Dataset entries

.....

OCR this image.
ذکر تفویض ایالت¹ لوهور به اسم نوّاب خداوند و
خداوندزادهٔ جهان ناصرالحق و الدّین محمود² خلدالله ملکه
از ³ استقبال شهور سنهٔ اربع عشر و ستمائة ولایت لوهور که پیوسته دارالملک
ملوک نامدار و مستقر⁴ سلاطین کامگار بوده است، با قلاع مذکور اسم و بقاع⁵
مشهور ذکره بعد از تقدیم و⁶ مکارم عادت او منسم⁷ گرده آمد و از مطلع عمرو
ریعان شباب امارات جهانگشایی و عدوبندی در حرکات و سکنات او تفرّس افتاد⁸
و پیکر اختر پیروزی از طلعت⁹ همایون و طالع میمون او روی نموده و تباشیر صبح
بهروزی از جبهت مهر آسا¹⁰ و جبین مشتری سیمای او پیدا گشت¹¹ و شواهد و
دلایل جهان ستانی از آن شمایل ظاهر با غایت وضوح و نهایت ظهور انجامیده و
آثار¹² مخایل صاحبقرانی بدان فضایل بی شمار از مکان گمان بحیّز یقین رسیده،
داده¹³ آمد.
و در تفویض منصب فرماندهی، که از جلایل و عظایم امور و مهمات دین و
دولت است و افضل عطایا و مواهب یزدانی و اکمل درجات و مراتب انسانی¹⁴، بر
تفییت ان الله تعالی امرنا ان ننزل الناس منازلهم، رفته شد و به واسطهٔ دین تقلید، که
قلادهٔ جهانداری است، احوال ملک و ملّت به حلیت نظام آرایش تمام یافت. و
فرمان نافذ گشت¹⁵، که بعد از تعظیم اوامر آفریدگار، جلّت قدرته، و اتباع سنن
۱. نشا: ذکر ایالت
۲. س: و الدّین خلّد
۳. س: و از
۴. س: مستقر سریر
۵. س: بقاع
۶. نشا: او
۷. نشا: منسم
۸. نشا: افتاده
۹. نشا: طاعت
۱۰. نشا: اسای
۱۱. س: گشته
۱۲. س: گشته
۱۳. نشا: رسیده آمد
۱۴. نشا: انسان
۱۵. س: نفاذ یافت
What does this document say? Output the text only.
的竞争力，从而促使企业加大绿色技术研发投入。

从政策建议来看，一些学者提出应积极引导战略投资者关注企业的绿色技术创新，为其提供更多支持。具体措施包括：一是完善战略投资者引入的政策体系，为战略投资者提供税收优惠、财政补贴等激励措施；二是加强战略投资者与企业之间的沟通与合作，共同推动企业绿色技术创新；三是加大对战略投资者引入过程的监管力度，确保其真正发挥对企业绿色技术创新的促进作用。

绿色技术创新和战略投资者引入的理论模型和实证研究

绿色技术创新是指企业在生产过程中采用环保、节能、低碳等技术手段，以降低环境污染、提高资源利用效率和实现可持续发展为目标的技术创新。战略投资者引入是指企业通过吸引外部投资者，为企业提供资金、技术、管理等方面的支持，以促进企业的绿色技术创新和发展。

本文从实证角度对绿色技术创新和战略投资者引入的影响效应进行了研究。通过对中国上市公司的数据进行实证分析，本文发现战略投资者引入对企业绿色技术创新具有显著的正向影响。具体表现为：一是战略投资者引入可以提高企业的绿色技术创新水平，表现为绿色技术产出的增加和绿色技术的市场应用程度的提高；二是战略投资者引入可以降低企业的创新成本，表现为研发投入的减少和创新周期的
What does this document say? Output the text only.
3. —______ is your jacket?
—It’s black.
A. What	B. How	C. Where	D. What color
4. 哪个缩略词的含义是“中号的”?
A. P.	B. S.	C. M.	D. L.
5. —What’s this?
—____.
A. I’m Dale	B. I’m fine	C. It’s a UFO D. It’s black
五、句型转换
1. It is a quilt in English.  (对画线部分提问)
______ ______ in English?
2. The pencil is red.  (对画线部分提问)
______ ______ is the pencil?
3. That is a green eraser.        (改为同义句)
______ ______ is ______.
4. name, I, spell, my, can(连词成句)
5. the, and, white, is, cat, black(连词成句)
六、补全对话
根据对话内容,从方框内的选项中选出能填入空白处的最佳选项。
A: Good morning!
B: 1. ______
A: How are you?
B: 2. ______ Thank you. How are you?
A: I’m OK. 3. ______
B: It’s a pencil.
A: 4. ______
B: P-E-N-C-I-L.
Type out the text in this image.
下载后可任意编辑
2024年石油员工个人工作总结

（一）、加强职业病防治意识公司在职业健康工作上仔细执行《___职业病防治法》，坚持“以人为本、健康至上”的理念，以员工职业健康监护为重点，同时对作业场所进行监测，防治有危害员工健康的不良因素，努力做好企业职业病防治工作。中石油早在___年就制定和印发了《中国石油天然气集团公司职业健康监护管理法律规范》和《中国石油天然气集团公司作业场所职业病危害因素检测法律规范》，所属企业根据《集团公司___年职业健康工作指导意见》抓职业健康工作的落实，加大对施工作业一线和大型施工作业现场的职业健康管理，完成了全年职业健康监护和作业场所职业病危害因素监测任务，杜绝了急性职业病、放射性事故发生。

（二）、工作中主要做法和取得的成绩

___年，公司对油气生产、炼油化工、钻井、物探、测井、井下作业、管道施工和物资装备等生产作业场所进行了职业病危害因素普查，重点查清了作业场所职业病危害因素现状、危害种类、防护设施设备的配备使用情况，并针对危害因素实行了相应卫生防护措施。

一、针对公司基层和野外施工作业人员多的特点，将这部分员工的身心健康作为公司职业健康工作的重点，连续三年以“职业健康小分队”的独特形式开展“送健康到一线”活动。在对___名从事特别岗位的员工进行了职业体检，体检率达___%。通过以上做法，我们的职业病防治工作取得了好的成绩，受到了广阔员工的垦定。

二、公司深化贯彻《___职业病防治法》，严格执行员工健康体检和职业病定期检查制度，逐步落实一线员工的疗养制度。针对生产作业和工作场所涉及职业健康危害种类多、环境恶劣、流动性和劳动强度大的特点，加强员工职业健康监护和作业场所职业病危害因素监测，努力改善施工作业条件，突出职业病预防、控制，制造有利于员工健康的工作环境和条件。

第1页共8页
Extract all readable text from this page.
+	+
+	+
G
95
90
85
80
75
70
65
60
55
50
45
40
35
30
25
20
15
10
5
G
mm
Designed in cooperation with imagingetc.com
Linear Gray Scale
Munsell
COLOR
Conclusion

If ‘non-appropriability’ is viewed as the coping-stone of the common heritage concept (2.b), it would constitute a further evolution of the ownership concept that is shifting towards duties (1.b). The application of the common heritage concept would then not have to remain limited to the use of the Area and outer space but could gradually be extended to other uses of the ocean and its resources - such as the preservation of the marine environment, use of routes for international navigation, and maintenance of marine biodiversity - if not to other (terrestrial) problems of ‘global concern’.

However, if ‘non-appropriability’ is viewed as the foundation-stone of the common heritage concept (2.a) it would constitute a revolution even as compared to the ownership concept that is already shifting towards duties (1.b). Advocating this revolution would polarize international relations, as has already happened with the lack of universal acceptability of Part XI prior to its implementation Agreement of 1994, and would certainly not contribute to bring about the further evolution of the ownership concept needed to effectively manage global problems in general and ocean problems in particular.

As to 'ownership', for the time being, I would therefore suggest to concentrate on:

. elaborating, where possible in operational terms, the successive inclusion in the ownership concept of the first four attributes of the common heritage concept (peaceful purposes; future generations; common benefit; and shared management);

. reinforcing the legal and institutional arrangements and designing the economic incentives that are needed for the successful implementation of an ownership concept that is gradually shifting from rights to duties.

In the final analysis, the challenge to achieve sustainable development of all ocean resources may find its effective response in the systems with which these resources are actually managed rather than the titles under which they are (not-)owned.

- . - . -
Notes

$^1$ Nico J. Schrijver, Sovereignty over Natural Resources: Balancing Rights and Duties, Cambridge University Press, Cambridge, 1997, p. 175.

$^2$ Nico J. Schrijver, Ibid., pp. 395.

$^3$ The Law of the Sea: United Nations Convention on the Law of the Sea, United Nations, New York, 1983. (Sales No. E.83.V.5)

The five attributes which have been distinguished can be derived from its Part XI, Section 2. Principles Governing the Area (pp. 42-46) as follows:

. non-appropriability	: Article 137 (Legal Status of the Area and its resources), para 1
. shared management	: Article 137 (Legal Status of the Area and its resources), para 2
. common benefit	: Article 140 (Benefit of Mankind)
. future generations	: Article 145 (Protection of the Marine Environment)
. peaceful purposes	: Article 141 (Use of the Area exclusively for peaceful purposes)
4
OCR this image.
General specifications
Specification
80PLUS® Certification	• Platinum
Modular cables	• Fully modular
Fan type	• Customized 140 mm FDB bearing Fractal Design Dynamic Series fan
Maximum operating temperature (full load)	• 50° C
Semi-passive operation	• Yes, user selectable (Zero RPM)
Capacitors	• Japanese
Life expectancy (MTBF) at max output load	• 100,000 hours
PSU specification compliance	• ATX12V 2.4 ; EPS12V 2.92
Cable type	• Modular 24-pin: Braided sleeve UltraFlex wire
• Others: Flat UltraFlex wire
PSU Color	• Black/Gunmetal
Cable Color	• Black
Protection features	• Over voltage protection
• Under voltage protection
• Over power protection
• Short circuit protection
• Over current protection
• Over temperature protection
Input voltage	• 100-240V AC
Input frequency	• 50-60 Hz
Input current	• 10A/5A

.....

> [WORK TO DO]:
Where a line of the entries contains the word "تفویض", copy that line.

> [ANSWER TO THE TASK]:
ذکر تفویض ایالت¹ لوهور به اسم نوّاب خداوند و
و در تفویض منصب فرماندهی، که از جلایل و عظایم امور و مهمات دین و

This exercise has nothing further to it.